■ **Required task**
Reproduce the entries below word for word, from their first line through the line containing "- heatmap-cell: +2,5: [1505, 244, 1631, 269]", with both of those lines included.

■ **Data listing**
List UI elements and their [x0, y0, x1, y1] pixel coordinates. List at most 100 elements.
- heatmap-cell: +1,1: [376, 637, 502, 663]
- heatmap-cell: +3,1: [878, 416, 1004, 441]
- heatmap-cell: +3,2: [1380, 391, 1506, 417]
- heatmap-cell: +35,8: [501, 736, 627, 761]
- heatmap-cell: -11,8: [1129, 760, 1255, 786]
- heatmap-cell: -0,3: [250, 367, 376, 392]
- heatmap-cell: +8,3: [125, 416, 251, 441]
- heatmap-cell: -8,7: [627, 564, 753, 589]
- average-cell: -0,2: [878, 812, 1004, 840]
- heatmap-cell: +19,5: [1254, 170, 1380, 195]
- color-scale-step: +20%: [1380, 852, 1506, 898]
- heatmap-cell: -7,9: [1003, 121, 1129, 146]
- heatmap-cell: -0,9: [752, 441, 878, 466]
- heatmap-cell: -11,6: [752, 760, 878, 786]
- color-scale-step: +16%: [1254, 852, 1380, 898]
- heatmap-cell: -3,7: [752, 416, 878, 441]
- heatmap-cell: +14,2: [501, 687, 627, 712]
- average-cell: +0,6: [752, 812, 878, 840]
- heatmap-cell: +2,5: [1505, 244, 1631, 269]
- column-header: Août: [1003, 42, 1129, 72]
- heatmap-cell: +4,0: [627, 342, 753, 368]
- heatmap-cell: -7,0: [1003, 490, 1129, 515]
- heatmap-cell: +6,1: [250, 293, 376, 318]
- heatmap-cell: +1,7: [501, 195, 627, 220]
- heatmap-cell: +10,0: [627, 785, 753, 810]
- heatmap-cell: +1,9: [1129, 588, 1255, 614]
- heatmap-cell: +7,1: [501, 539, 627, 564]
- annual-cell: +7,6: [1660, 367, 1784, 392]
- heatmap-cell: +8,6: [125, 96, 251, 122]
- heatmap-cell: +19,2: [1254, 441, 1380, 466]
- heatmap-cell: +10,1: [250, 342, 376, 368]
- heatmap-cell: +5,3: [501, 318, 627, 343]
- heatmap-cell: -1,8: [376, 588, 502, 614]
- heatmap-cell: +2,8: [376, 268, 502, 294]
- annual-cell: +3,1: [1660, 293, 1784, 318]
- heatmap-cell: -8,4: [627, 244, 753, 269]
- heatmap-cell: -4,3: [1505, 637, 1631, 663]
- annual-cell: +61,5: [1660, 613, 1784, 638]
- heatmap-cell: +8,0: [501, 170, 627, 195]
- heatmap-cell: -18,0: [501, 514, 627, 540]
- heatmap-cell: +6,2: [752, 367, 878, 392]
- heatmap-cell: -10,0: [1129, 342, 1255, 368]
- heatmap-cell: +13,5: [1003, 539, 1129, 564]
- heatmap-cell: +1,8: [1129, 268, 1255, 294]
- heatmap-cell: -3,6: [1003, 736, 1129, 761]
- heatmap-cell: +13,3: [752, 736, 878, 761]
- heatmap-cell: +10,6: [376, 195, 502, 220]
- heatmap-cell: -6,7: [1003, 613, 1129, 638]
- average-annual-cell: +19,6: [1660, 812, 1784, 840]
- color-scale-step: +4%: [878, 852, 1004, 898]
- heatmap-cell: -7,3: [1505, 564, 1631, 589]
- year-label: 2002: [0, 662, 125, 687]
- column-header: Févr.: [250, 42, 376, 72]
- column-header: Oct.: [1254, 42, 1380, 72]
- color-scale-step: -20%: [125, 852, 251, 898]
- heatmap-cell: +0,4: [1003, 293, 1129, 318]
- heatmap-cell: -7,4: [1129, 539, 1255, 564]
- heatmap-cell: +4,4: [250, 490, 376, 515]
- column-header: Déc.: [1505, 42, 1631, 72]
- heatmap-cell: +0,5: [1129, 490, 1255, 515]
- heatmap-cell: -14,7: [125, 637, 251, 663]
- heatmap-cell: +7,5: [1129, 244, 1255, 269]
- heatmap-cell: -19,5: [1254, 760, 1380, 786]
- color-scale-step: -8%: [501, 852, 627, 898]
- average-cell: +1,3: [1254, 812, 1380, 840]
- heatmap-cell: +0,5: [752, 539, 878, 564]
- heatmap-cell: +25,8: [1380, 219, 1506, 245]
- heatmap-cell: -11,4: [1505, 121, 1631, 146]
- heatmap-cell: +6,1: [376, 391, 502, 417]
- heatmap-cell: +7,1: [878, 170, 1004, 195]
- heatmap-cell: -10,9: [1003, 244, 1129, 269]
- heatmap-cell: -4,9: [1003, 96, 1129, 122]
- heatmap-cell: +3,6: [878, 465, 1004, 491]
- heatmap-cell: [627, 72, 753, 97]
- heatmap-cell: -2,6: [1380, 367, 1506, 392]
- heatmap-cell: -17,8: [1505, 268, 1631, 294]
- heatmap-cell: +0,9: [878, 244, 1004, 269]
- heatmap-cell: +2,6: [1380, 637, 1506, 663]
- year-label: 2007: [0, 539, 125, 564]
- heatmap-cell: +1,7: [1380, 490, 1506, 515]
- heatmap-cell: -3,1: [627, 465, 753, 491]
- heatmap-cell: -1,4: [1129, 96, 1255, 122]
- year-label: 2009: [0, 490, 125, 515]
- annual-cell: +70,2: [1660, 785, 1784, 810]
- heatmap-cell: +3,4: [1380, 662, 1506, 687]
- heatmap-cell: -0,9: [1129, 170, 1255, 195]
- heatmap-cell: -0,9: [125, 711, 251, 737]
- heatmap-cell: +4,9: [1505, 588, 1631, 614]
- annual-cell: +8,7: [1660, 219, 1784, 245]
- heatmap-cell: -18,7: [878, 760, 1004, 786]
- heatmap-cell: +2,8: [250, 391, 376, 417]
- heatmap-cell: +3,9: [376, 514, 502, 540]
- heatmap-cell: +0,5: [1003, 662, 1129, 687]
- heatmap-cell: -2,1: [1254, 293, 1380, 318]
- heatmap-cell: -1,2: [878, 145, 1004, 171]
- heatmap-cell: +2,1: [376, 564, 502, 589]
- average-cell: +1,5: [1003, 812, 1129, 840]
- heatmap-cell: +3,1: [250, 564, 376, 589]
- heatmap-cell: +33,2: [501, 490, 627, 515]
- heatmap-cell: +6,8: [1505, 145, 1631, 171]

■ **Result below**
List UI elements and their [x0, y0, x1, y1] pixel coordinates. List at most 100 elements.
- heatmap-cell: +1,1: [376, 637, 502, 663]
- heatmap-cell: +3,1: [878, 416, 1004, 441]
- heatmap-cell: +3,2: [1380, 391, 1506, 417]
- heatmap-cell: +35,8: [501, 736, 627, 761]
- heatmap-cell: -11,8: [1129, 760, 1255, 786]
- heatmap-cell: -0,3: [250, 367, 376, 392]
- heatmap-cell: +8,3: [125, 416, 251, 441]
- heatmap-cell: -8,7: [627, 564, 753, 589]
- average-cell: -0,2: [878, 812, 1004, 840]
- heatmap-cell: +19,5: [1254, 170, 1380, 195]
- color-scale-step: +20%: [1380, 852, 1506, 898]
- heatmap-cell: -7,9: [1003, 121, 1129, 146]
- heatmap-cell: -0,9: [752, 441, 878, 466]
- heatmap-cell: -11,6: [752, 760, 878, 786]
- color-scale-step: +16%: [1254, 852, 1380, 898]
- heatmap-cell: -3,7: [752, 416, 878, 441]
- heatmap-cell: +14,2: [501, 687, 627, 712]
- average-cell: +0,6: [752, 812, 878, 840]
- heatmap-cell: +2,5: [1505, 244, 1631, 269]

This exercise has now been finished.